• Records to use:
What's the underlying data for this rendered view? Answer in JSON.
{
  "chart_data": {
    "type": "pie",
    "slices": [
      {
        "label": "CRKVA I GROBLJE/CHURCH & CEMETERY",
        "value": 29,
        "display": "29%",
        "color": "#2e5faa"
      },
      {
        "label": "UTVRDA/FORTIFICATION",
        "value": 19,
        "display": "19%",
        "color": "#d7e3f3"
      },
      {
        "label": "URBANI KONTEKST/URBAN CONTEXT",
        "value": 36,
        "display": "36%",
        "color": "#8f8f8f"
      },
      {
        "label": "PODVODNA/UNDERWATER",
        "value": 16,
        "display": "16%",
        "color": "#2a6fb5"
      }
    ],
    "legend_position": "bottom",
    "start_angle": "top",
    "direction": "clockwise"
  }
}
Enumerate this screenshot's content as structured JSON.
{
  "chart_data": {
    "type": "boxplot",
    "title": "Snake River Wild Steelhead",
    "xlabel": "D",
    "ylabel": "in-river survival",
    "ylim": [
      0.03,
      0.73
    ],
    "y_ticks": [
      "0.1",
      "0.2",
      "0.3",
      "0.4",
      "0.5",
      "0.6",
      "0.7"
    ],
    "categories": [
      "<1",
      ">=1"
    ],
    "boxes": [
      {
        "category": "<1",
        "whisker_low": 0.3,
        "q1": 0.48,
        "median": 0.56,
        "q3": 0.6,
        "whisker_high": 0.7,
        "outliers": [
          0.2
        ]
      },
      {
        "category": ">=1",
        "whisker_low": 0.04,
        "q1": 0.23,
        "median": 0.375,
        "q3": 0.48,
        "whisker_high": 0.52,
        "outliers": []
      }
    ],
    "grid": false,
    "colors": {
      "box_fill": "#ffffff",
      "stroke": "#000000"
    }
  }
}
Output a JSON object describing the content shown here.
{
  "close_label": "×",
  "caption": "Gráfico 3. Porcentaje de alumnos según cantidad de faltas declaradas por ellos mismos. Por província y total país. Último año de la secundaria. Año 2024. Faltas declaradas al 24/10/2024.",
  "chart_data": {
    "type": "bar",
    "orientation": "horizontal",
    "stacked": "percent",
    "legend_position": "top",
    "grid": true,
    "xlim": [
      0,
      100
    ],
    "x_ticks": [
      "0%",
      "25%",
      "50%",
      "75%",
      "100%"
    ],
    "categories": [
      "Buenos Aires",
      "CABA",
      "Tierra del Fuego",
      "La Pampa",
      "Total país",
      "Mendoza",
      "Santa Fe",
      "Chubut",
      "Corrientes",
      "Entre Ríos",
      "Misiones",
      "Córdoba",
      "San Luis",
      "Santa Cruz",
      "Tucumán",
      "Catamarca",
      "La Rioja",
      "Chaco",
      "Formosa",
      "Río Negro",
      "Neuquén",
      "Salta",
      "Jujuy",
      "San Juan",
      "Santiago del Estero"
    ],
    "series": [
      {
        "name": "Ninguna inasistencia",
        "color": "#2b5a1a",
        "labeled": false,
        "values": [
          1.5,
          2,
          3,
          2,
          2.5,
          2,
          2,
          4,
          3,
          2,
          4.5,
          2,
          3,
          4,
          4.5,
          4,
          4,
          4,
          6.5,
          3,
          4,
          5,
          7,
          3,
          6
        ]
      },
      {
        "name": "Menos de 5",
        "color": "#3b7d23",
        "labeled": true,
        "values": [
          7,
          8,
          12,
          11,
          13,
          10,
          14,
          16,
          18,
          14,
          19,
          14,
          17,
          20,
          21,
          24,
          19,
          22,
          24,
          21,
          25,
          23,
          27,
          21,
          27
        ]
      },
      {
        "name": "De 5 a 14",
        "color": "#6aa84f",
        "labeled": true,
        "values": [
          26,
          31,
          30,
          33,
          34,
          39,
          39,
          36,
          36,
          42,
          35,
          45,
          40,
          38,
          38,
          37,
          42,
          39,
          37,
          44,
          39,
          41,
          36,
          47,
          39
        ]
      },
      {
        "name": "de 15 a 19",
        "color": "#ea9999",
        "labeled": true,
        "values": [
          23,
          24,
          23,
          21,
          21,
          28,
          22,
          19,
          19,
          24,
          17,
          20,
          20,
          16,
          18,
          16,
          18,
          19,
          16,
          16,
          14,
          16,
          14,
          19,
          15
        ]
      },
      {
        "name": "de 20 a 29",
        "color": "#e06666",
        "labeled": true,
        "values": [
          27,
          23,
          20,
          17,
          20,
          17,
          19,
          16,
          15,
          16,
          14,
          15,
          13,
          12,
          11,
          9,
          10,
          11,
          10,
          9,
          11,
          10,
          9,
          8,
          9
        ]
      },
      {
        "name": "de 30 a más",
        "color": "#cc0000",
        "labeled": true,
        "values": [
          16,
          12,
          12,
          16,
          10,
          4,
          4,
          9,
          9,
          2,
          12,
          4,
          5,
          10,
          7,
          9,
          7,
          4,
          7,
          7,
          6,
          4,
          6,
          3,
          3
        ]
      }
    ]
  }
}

• Task prompt:
Read the lines above. Gather those in which the string "JSON" is found.

• Solution below:
What's the underlying data for this rendered view? Answer in JSON.
Enumerate this screenshot's content as structured JSON.
Output a JSON object describing the content shown here.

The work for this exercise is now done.